# TASK TO CARRY OUT
Go through the data below. List every line that holds the word "Test".
** START **
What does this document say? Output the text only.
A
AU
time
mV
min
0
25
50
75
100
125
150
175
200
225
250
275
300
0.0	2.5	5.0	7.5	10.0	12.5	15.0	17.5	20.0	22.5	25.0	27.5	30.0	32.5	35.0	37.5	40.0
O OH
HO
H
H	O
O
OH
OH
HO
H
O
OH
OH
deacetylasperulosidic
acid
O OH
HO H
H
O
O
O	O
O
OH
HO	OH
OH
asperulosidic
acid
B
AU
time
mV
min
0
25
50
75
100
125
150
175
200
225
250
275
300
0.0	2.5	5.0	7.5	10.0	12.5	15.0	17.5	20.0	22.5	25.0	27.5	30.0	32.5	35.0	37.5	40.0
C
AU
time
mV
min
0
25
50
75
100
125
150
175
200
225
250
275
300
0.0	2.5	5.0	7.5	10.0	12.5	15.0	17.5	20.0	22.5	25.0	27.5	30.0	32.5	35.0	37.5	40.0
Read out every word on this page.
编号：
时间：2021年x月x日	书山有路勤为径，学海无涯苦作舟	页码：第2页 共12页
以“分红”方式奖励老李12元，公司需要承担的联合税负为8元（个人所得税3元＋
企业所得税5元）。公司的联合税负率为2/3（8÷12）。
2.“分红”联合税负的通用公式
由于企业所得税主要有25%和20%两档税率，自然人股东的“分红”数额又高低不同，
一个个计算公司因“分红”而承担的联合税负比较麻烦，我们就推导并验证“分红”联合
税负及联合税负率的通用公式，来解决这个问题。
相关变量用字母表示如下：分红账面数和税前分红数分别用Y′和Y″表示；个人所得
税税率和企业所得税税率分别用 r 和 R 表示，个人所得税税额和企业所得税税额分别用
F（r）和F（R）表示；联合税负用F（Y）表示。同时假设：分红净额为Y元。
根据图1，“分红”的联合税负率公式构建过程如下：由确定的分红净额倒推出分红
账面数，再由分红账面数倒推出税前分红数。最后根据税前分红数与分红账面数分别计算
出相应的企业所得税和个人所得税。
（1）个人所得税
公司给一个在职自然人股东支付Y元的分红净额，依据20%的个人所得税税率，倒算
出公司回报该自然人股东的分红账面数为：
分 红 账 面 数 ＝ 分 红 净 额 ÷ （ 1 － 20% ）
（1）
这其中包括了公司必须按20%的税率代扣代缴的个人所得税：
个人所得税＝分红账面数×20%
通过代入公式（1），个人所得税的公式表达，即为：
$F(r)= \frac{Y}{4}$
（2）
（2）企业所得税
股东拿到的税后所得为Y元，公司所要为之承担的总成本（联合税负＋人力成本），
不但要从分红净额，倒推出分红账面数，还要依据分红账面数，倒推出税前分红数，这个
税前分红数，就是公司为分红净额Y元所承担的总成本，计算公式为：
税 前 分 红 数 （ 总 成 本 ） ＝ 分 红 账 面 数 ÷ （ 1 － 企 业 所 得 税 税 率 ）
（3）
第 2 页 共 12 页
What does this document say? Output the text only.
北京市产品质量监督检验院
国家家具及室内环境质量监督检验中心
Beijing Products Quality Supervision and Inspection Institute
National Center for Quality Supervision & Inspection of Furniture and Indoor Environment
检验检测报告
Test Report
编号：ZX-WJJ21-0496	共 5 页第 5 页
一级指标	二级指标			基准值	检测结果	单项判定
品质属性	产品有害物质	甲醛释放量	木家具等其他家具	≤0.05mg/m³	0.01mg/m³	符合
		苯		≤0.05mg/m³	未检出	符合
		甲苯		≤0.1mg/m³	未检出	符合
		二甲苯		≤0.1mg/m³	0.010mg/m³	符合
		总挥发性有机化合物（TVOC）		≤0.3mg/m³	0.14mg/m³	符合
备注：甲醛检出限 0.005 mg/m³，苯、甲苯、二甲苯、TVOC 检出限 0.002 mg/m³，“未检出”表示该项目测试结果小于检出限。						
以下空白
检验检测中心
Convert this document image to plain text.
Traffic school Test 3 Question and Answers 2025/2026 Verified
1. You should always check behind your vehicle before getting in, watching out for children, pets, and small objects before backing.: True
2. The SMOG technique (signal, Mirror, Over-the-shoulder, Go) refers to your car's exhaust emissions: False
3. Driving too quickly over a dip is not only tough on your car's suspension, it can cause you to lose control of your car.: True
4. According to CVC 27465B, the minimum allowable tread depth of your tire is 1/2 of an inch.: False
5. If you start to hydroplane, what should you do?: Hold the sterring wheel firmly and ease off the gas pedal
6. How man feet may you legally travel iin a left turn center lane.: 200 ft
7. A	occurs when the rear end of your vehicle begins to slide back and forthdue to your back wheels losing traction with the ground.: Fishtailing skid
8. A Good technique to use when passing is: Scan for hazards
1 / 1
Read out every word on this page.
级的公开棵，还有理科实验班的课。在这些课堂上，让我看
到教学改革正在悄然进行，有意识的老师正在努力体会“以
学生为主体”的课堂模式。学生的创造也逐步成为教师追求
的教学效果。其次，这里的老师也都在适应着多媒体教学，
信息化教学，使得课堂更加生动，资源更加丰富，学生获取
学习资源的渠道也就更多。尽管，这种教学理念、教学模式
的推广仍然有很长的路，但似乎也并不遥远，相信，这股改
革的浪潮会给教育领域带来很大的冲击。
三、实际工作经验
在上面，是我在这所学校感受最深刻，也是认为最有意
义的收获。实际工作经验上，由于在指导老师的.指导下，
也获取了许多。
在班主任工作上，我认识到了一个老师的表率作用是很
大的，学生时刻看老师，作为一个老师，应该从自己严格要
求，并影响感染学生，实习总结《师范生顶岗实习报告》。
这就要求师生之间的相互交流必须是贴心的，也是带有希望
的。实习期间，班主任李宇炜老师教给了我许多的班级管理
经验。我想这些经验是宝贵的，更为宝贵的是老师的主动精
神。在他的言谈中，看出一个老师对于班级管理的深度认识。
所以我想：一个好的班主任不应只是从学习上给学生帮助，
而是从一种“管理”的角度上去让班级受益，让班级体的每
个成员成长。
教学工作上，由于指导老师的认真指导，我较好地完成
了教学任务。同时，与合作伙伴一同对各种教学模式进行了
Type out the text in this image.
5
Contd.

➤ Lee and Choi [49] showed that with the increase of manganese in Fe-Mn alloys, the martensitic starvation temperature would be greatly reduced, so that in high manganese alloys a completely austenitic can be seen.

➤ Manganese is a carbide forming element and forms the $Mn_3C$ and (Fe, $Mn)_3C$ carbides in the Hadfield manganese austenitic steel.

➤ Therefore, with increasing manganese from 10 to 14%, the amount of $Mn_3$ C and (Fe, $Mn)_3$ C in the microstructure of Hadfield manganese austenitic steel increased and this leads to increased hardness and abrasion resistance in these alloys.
** END **
# TASK OUTPUT
Test Report
Traffic school Test 3 Question and Answers 2025/2026 Verified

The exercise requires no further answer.